§ Texto de estudio
⟨

Hasta los 17 años fue una novicia que postulaba a la santidad: ayunaba más de la cuenta, se martirizaba el doble y se imponía privaciones exageradas que terminaron por asustar a sus padres
“Gobernó a hombres, condujo ejércitos, sembró odios, cautivó corazones; fue soldado audaz, cristiana fervorosa; estoica en el dolor, generosa en el triunfo, temeraria en la lucha”, escribió Abraham Valdelomar en la biografía La Mariscala, publicada en 1915.
En 1828, Francisca se unió a su marido en la primera intervención peruana en Bolivia, que tenía como objetivo expulsar a las tropas colombianas y consolidar la independencia. A los 25 años, vestida con ropas militares y una capa cruzada, dirigió la toma de Paria ganándose el respeto de las tropas que ella misma supervisaba para que estuvieran bien aprovisionadas.
“Como Napoleón, todo el imperio de su belleza estaba en su mirada; cuánta fiereza, cuánto orgullo y penetración; con aquel ascendiente irresistible ella imponía el respeto, encadenaba las voluntades, cautivaba la admiración”, escribió Flora Tristán sobre Francisca en Peregrinaciones de una paria.
En tiempos de grandes conspiraciones, Gamarra derroca a La Mar y asume la presidencia del país. Dicen que por gestión de Francisca su marido es nombrado Gran Mariscal de los Ejércitos Nacionales y es así como ella empieza a ser conocida como La Mariscala, la temida y respetada, la que daba órdenes, sofocaba motines, intrigaba, movía los hilos invisibles del poder y se convertía en el alma del gobierno.
A los 25 años, vestida con ropas militares y una capa cruzada, dirigió la toma de Paria ganándose el respeto de las tropas que ella misma supervisaba
Pero en momentos de grandes inestabilidades, la dicha duraría poco. En 1834, los gamarristas se enfrentan a una revuelta a favor del general Luis José de Orbegoso. La Mariscala, disfrazada de fraile, escapó por las azoteas de Arequipa. Debió ser un duro golpe al orgullo de una mujer que decía: “Yo no soy sensible sino a los suspiros del cañón, a las palabras del Congreso y a los aplausos y aclamaciones del pueblo cuando paso por las calles”. Soberbia, orgullosa e implacable, decían sus adversarios, La Mariscala rompió definitivamente con Gamarra en ese momento. Él se fue a Bolivia y ella y partió a Chile.

⟩

§ Información mostrada
⟨

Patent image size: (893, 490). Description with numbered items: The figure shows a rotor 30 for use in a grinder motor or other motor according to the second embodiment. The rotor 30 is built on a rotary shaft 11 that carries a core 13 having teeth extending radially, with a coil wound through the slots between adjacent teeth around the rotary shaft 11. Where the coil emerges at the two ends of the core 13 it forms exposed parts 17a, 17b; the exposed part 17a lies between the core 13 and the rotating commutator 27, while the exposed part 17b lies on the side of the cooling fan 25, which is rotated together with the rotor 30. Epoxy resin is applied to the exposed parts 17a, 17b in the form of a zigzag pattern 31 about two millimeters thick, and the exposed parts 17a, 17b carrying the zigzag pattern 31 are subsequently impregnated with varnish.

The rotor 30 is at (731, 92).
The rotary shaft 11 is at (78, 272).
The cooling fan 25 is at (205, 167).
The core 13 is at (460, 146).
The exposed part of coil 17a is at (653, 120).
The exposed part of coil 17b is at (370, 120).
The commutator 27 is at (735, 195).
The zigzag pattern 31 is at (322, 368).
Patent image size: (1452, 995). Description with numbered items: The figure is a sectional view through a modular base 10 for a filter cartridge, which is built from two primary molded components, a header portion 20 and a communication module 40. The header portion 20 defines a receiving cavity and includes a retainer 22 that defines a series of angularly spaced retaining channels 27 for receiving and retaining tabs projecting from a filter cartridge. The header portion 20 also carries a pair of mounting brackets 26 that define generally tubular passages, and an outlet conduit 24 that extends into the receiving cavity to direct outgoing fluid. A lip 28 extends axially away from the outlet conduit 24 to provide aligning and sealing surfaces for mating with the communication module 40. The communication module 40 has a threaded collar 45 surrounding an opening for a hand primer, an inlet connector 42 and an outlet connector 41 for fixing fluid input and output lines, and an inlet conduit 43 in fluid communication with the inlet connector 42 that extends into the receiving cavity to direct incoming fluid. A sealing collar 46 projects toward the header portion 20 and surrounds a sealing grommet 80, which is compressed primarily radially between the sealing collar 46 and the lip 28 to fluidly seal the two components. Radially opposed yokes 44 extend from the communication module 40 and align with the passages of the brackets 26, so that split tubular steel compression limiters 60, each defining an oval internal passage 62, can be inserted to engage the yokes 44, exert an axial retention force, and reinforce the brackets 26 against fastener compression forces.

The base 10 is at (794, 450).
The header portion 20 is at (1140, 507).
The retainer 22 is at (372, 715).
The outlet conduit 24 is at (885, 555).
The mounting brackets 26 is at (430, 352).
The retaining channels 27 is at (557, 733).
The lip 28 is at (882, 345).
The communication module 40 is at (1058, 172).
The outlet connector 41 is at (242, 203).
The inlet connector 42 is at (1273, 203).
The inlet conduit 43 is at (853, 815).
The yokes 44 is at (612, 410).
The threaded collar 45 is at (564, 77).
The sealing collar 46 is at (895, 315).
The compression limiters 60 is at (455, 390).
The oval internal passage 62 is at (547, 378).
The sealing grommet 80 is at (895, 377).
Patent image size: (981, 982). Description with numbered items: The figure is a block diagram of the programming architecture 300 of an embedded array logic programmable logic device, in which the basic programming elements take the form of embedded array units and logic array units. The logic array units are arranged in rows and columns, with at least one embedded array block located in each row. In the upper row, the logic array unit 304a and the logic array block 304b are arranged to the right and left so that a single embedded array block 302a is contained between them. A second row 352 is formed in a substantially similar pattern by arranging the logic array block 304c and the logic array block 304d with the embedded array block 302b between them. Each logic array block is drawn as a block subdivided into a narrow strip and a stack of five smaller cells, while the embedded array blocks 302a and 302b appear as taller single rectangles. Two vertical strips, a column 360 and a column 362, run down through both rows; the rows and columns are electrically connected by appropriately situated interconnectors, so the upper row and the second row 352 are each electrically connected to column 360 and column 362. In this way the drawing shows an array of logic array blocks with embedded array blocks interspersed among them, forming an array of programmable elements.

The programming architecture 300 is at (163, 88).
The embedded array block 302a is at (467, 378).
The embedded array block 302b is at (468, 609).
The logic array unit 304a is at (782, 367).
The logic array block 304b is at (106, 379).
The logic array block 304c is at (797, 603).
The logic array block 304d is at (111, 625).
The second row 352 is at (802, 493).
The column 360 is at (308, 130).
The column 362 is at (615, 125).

⟩

§ Acerca de la tarea
Redacte la continuación del texto sobre La Mariscala a partir de su última oración.

§ Resultado del ejercicio
Todo estaba perdido. Los momentos de grandeza quedaron atrás y sus vínculos con el poder se desintegraron. Francisca llegó a Valparaíso con la salud comprometida por brotes epilépticos y una antigua caída que devino en un mal crónico. La Mariscala envuelta en una capa de hierro y sortijas en todos los dedos sufría ahora por la gloria pasada y el nuevo desdén de quienes antes la adulaban. Un médico peruano le dijo que su vida era un hilo y ella presintió su muerte inmediata. Escribió un breve testamento donde ordenaba que su corazón fuera extraído al morir y enviado a Agustín Gamarra. Luego perfumó su habitación, se vistió de blanco y murió de soledad a los 32 años.
Su corazón fue llevado al Cusco y exhibido en los funerales de Gamarra, en 1841. Más tarde se guardó en el Monasterio de Santa Teresa y desapareció. O quizás alguien lo escondió y lo robó, alguien que quiso conjurar el espíritu de la mujer guerrera, la que alimentó tantas leyendas, para hacer brotar su fuerza sobrenatural en otras vidas.